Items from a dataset
+++

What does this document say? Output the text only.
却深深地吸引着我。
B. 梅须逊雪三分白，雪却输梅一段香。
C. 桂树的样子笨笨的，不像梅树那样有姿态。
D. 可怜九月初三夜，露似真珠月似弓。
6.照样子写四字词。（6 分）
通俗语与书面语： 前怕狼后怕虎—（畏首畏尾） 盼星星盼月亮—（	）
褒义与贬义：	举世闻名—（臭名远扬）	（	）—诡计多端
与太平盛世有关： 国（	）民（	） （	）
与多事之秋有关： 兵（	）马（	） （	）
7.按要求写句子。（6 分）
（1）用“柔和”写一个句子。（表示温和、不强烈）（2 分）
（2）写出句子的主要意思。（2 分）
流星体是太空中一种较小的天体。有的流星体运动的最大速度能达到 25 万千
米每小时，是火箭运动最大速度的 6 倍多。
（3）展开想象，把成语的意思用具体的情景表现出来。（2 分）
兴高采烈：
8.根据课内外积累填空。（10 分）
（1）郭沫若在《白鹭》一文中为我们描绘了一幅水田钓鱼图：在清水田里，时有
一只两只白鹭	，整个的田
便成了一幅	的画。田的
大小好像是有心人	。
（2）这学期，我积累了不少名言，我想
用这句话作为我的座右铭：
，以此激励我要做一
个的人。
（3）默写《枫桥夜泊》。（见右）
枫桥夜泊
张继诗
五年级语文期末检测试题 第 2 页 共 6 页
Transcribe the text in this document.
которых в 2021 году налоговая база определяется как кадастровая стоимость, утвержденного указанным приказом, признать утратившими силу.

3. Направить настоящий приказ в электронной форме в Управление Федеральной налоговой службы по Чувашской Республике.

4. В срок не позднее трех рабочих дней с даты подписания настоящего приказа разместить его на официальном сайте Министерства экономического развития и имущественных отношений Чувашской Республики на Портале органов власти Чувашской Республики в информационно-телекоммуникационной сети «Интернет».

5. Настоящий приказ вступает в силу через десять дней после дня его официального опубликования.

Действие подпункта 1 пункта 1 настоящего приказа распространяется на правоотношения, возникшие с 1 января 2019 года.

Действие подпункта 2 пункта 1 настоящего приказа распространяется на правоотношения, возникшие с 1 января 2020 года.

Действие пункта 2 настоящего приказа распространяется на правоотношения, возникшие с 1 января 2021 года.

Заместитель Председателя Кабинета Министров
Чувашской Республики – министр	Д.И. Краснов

+++

(The request):
Exactly reproduce the material above.

(Complete response):
What does this document say? Output the text only.
却深深地吸引着我。
B. 梅须逊雪三分白，雪却输梅一段香。
C. 桂树的样子笨笨的，不像梅树那样有姿态。
D. 可怜九月初三夜，露似真珠月似弓。
6.照样子写四字词。（6 分）
通俗语与书面语： 前怕狼后怕虎—（畏首畏尾） 盼星星盼月亮—（	）
褒义与贬义：	举世闻名—（臭名远扬）	（	）—诡计多端
与太平盛世有关： 国（	）民（	） （	）
与多事之秋有关： 兵（	）马（	） （	）
7.按要求写句子。（6 分）
（1）用“柔和”写一个句子。（表示温和、不强烈）（2 分）
（2）写出句子的主要意思。（2 分）
流星体是太空中一种较小的天体。有的流星体运动的最大速度能达到 25 万千
米每小时，是火箭运动最大速度的 6 倍多。
（3）展开想象，把成语的意思用具体的情景表现出来。（2 分）
兴高采烈：
8.根据课内外积累填空。（10 分）
（1）郭沫若在《白鹭》一文中为我们描绘了一幅水田钓鱼图：在清水田里，时有
一只两只白鹭	，整个的田
便成了一幅	的画。田的
大小好像是有心人	。
（2）这学期，我积累了不少名言，我想
用这句话作为我的座右铭：
，以此激励我要做一
个的人。
（3）默写《枫桥夜泊》。（见右）
枫桥夜泊
张继诗
五年级语文期末检测试题 第 2 页 共 6 页
Transcribe the text in this document.
которых в 2021 году налоговая база определяется как кадастровая стоимость, утвержденного указанным приказом, признать утратившими силу.

3. Направить настоящий приказ в электронной форме в Управление Федеральной налоговой службы по Чувашской Республике.

4. В срок не позднее трех рабочих дней с даты подписания настоящего приказа разместить его на официальном сайте Министерства экономического развития и имущественных отношений Чувашской Республики на Портале органов власти Чувашской Республики в информационно-телекоммуникационной сети «Интернет».

5. Настоящий приказ вступает в силу через десять дней после дня его официального опубликования.

Действие подпункта 1 пункта 1 настоящего приказа распространяется на правоотношения, возникшие с 1 января 2019 года.

Действие подпункта 2 пункта 1 настоящего приказа распространяется на правоотношения, возникшие с 1 января 2020 года.

Действие пункта 2 настоящего приказа распространяется на правоотношения, возникшие с 1 января 2021 года.

Заместитель Председателя Кабинета Министров
Чувашской Республики – министр	Д.И. Краснов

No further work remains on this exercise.